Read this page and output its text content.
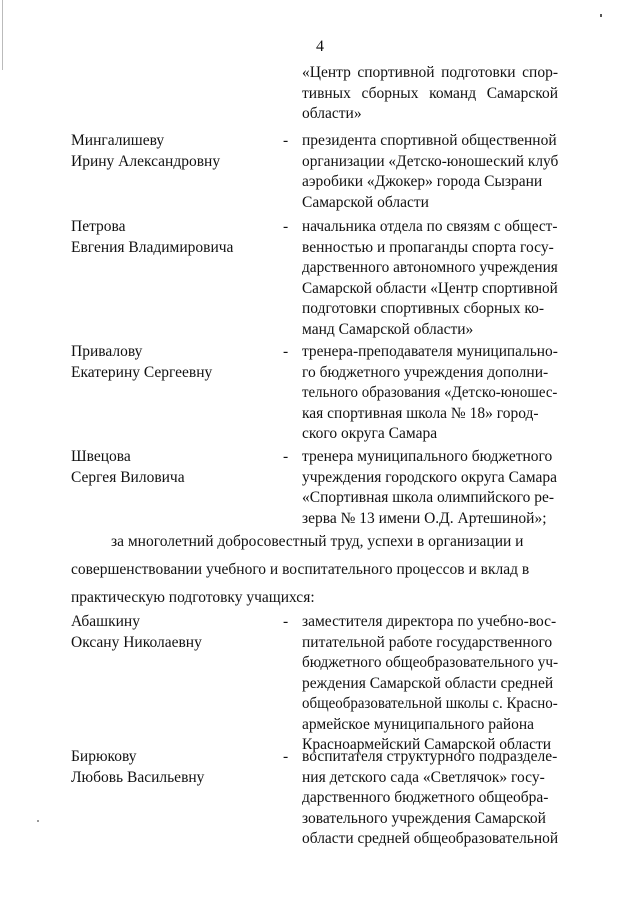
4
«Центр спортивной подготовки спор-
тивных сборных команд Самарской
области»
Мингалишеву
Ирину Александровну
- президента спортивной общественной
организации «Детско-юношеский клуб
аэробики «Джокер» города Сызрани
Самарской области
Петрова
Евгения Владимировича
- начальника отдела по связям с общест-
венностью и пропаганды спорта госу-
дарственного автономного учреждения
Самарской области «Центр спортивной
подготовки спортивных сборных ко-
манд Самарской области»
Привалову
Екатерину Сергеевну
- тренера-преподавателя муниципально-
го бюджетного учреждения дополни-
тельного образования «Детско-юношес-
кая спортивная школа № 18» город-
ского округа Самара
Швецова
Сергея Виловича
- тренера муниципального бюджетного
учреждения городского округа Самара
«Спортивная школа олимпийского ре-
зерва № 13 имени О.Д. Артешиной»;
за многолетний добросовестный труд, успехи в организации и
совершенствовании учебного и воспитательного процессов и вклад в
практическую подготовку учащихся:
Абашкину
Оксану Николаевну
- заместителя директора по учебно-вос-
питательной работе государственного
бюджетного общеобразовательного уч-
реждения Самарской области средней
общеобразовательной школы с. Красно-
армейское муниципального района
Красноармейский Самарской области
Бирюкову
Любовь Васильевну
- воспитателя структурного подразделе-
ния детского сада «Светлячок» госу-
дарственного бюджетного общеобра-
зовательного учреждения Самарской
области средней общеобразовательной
==
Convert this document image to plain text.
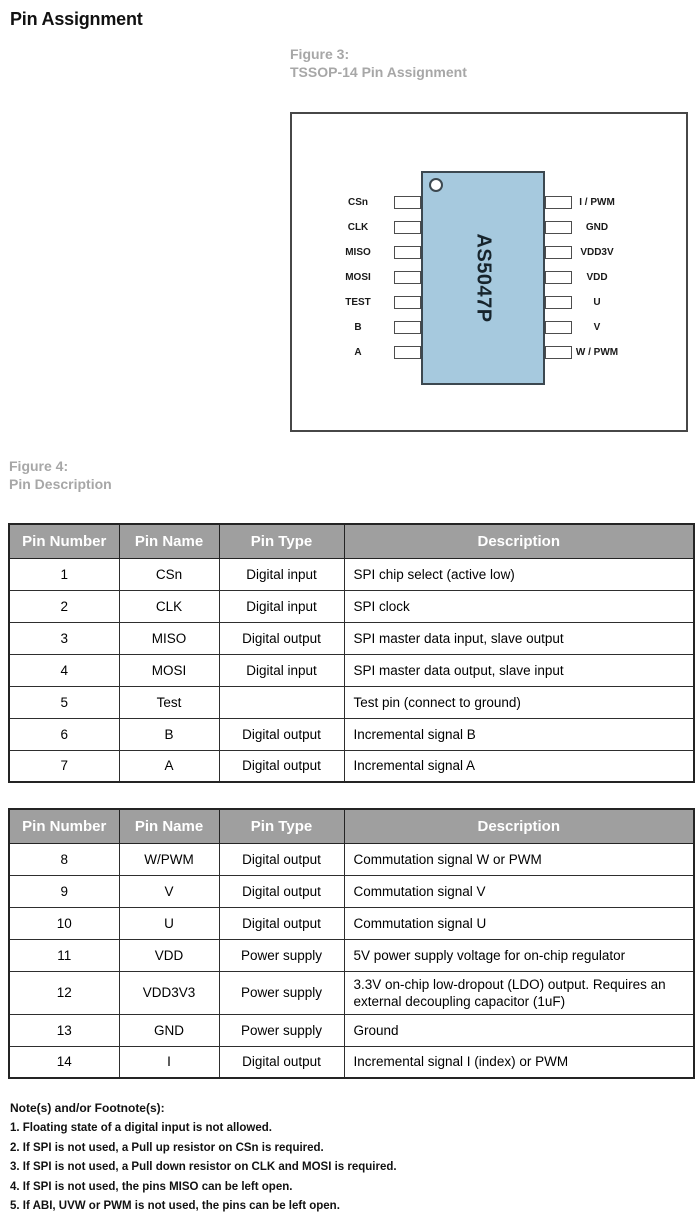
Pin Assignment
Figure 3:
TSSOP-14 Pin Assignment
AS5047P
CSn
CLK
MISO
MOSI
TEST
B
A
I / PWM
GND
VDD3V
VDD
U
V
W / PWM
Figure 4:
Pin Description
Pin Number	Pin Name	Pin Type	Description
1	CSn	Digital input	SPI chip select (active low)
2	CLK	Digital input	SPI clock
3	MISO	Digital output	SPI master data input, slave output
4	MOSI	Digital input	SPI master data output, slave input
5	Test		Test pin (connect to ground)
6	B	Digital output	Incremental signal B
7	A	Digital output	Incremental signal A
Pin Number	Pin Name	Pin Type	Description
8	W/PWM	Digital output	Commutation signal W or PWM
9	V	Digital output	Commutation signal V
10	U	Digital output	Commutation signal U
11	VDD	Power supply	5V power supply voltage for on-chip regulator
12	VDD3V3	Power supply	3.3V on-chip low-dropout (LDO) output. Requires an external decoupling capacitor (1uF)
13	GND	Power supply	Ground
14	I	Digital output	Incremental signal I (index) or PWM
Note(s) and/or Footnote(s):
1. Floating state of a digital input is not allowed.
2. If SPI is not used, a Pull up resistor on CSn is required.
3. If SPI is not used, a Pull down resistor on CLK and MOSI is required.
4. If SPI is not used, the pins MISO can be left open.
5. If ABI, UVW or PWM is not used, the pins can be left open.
---
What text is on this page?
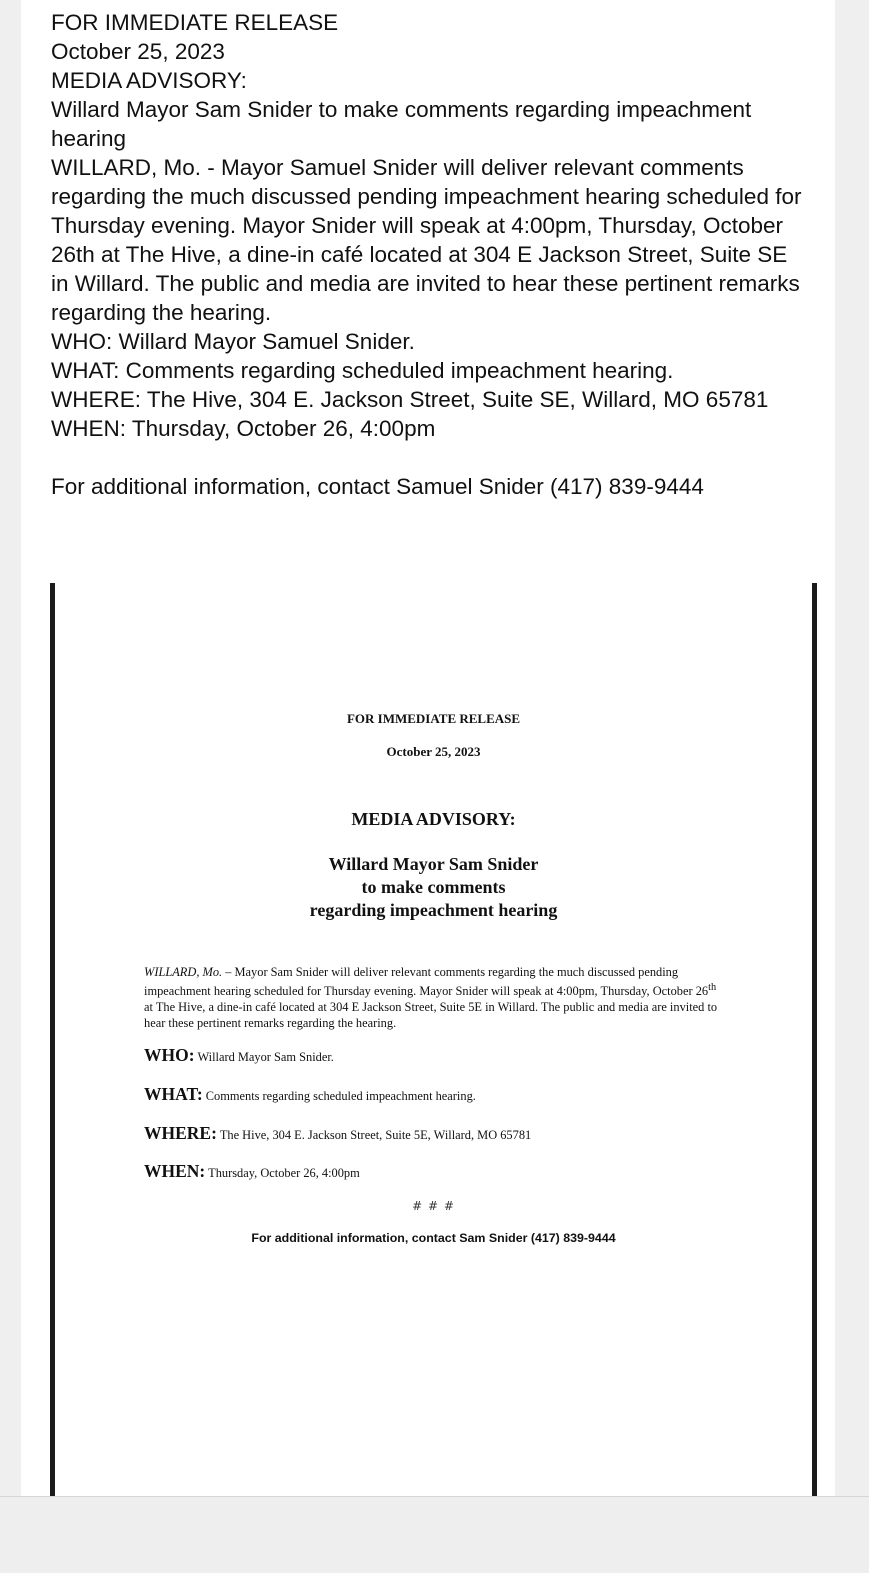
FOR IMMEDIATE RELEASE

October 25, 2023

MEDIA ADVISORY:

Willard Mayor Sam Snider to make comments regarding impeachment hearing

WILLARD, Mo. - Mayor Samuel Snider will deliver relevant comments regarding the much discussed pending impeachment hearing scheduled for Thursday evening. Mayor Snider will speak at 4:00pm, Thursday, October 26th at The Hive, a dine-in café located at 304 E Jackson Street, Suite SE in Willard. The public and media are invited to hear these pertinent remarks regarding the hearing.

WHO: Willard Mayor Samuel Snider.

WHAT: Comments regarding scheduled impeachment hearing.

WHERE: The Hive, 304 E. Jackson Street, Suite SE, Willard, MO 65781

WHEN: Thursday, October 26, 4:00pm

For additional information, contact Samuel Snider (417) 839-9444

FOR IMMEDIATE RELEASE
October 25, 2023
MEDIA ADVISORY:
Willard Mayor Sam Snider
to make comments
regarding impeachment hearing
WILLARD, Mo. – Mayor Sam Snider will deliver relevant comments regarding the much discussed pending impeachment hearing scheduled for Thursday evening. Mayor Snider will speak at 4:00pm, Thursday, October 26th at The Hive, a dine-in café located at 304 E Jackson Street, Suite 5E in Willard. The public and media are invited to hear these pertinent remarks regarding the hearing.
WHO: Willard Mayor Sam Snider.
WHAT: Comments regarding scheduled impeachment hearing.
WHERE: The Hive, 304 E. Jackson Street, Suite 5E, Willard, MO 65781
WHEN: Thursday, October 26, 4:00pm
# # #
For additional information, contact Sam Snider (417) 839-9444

* [SHORT EXERCISE]: Where a line in the material contains "text", copy that line.

* [COMPLETED TASK]:
Read this page and output its text content.
Convert this document image to plain text.
What text is on this page?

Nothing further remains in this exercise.